------ RECORDS SHOWN

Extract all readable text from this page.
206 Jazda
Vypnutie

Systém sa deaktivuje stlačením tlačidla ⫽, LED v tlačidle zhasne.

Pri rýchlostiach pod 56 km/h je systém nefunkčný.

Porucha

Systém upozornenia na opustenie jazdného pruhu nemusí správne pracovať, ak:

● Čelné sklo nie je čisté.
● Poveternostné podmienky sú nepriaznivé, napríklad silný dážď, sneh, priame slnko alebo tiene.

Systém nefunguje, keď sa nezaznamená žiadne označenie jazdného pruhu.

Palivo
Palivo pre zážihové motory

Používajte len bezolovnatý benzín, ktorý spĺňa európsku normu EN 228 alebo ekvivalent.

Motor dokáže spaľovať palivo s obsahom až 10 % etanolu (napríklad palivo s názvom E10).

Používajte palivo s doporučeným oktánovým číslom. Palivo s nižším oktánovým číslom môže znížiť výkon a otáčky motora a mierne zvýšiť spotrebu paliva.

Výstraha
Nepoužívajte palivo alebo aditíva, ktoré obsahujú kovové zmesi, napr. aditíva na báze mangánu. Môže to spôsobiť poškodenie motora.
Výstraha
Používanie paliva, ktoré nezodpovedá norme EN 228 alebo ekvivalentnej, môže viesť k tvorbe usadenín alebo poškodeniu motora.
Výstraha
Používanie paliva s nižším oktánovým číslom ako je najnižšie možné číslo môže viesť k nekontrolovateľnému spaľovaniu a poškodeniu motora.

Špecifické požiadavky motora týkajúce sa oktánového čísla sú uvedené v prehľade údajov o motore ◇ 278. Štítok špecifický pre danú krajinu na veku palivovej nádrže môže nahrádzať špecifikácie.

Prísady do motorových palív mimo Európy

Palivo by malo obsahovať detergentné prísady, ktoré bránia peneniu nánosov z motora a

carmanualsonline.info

------------

* _TASK TO COMPLETE_
Repeat every record exactly as written, please.

* _FINISHED TASK_
Extract all readable text from this page.
206 Jazda
Vypnutie

Systém sa deaktivuje stlačením tlačidla ⫽, LED v tlačidle zhasne.

Pri rýchlostiach pod 56 km/h je systém nefunkčný.

Porucha

Systém upozornenia na opustenie jazdného pruhu nemusí správne pracovať, ak:

● Čelné sklo nie je čisté.
● Poveternostné podmienky sú nepriaznivé, napríklad silný dážď, sneh, priame slnko alebo tiene.

Systém nefunguje, keď sa nezaznamená žiadne označenie jazdného pruhu.

Palivo
Palivo pre zážihové motory

Používajte len bezolovnatý benzín, ktorý spĺňa európsku normu EN 228 alebo ekvivalent.

Motor dokáže spaľovať palivo s obsahom až 10 % etanolu (napríklad palivo s názvom E10).

Používajte palivo s doporučeným oktánovým číslom. Palivo s nižším oktánovým číslom môže znížiť výkon a otáčky motora a mierne zvýšiť spotrebu paliva.

Výstraha
Nepoužívajte palivo alebo aditíva, ktoré obsahujú kovové zmesi, napr. aditíva na báze mangánu. Môže to spôsobiť poškodenie motora.
Výstraha
Používanie paliva, ktoré nezodpovedá norme EN 228 alebo ekvivalentnej, môže viesť k tvorbe usadenín alebo poškodeniu motora.
Výstraha
Používanie paliva s nižším oktánovým číslom ako je najnižšie možné číslo môže viesť k nekontrolovateľnému spaľovaniu a poškodeniu motora.

Špecifické požiadavky motora týkajúce sa oktánového čísla sú uvedené v prehľade údajov o motore ◇ 278. Štítok špecifický pre danú krajinu na veku palivovej nádrže môže nahrádzať špecifikácie.

Prísady do motorových palív mimo Európy

Palivo by malo obsahovať detergentné prísady, ktoré bránia peneniu nánosov z motora a

carmanualsonline.info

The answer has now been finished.